▶ _Directions for this task_
Copy every line of the records below word for word, keeping each line as it appears.

▶ _Data excerpts_
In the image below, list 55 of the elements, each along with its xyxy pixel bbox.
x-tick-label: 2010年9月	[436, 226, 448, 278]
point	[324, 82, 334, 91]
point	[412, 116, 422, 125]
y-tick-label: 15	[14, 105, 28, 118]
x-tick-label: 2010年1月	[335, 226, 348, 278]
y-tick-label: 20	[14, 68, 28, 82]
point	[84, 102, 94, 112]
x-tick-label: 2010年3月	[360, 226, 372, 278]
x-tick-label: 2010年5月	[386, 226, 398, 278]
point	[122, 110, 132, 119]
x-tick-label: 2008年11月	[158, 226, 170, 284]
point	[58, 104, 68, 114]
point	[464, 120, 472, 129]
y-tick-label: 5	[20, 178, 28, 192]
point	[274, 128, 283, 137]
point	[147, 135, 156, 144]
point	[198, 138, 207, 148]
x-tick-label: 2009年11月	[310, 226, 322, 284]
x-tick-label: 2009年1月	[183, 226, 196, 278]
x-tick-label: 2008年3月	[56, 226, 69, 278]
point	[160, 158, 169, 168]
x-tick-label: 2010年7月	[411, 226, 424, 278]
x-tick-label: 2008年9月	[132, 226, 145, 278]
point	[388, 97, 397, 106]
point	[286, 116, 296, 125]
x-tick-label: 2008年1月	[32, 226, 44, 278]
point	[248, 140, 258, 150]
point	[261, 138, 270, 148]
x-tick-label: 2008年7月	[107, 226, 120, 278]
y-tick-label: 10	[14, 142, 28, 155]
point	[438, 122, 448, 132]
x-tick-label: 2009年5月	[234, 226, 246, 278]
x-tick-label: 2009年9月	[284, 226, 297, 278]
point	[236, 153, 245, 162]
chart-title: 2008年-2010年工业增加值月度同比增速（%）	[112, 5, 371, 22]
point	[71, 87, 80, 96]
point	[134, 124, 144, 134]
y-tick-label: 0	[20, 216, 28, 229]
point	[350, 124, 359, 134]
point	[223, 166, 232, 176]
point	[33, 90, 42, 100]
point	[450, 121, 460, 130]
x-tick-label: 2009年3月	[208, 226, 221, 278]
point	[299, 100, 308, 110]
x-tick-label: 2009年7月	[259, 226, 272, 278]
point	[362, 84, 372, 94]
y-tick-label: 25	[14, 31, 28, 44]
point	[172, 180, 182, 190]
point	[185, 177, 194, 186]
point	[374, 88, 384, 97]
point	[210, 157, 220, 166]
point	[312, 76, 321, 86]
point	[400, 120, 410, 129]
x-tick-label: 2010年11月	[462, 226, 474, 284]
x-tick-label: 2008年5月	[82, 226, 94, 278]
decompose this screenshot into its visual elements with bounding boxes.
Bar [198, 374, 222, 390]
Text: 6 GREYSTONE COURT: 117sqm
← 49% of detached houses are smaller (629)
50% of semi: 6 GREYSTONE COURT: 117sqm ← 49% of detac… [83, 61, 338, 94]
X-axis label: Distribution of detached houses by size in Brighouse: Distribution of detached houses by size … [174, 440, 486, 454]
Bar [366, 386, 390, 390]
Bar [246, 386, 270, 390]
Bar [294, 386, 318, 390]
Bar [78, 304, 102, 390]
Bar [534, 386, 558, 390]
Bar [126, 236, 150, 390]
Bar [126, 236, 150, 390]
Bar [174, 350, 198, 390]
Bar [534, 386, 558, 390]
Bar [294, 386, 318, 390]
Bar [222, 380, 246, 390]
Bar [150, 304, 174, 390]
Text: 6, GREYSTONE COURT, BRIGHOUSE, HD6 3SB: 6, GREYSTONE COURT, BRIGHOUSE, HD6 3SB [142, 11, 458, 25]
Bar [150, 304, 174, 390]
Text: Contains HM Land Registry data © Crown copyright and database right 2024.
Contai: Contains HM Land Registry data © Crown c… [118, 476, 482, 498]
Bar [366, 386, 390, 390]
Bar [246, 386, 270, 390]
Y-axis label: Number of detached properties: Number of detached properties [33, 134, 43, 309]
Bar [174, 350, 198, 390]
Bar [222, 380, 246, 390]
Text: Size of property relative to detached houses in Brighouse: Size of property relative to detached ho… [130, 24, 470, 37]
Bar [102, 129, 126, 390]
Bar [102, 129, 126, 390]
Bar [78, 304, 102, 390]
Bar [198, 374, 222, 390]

▶ _In response_
In the image below, list 55 of the elements, each along with its xyxy pixel bbox.
x-tick-label: 2010年9月	[436, 226, 448, 278]
point	[324, 82, 334, 91]
point	[412, 116, 422, 125]
y-tick-label: 15	[14, 105, 28, 118]
x-tick-label: 2010年1月	[335, 226, 348, 278]
y-tick-label: 20	[14, 68, 28, 82]
point	[84, 102, 94, 112]
x-tick-label: 2010年3月	[360, 226, 372, 278]
x-tick-label: 2010年5月	[386, 226, 398, 278]
point	[122, 110, 132, 119]
x-tick-label: 2008年11月	[158, 226, 170, 284]
point	[58, 104, 68, 114]
point	[464, 120, 472, 129]
y-tick-label: 5	[20, 178, 28, 192]
point	[274, 128, 283, 137]
point	[147, 135, 156, 144]
point	[198, 138, 207, 148]
x-tick-label: 2009年11月	[310, 226, 322, 284]
x-tick-label: 2009年1月	[183, 226, 196, 278]
x-tick-label: 2008年3月	[56, 226, 69, 278]
point	[160, 158, 169, 168]
x-tick-label: 2010年7月	[411, 226, 424, 278]
x-tick-label: 2008年9月	[132, 226, 145, 278]
point	[388, 97, 397, 106]
point	[286, 116, 296, 125]
x-tick-label: 2008年1月	[32, 226, 44, 278]
point	[248, 140, 258, 150]
point	[261, 138, 270, 148]
x-tick-label: 2008年7月	[107, 226, 120, 278]
y-tick-label: 10	[14, 142, 28, 155]
point	[438, 122, 448, 132]
x-tick-label: 2009年5月	[234, 226, 246, 278]
x-tick-label: 2009年9月	[284, 226, 297, 278]
point	[236, 153, 245, 162]
chart-title: 2008年-2010年工业增加值月度同比增速（%）	[112, 5, 371, 22]
point	[71, 87, 80, 96]
point	[134, 124, 144, 134]
y-tick-label: 0	[20, 216, 28, 229]
point	[350, 124, 359, 134]
point	[223, 166, 232, 176]
point	[33, 90, 42, 100]
point	[450, 121, 460, 130]
x-tick-label: 2009年3月	[208, 226, 221, 278]
point	[299, 100, 308, 110]
x-tick-label: 2009年7月	[259, 226, 272, 278]
point	[362, 84, 372, 94]
y-tick-label: 25	[14, 31, 28, 44]
point	[172, 180, 182, 190]
point	[185, 177, 194, 186]
point	[374, 88, 384, 97]
point	[210, 157, 220, 166]
point	[312, 76, 321, 86]
point	[400, 120, 410, 129]
x-tick-label: 2010年11月	[462, 226, 474, 284]
x-tick-label: 2008年5月	[82, 226, 94, 278]
decompose this screenshot into its visual elements with bounding boxes.
Bar [198, 374, 222, 390]
Text: 6 GREYSTONE COURT: 117sqm
← 49% of detached houses are smaller (629)
50% of semi: 6 GREYSTONE COURT: 117sqm ← 49% of detac… [83, 61, 338, 94]
X-axis label: Distribution of detached houses by size in Brighouse: Distribution of detached houses by size … [174, 440, 486, 454]
Bar [366, 386, 390, 390]
Bar [246, 386, 270, 390]
Bar [294, 386, 318, 390]
Bar [78, 304, 102, 390]
Bar [534, 386, 558, 390]
Bar [126, 236, 150, 390]
Bar [126, 236, 150, 390]
Bar [174, 350, 198, 390]
Bar [534, 386, 558, 390]
Bar [294, 386, 318, 390]
Bar [222, 380, 246, 390]
Bar [150, 304, 174, 390]
Text: 6, GREYSTONE COURT, BRIGHOUSE, HD6 3SB: 6, GREYSTONE COURT, BRIGHOUSE, HD6 3SB [142, 11, 458, 25]
Bar [150, 304, 174, 390]
Text: Contains HM Land Registry data © Crown copyright and database right 2024.
Contai: Contains HM Land Registry data © Crown c… [118, 476, 482, 498]
Bar [366, 386, 390, 390]
Bar [246, 386, 270, 390]
Y-axis label: Number of detached properties: Number of detached properties [33, 134, 43, 309]
Bar [174, 350, 198, 390]
Bar [222, 380, 246, 390]
Text: Size of property relative to detached houses in Brighouse: Size of property relative to detached ho… [130, 24, 470, 37]
Bar [102, 129, 126, 390]
Bar [102, 129, 126, 390]
Bar [78, 304, 102, 390]
Bar [198, 374, 222, 390]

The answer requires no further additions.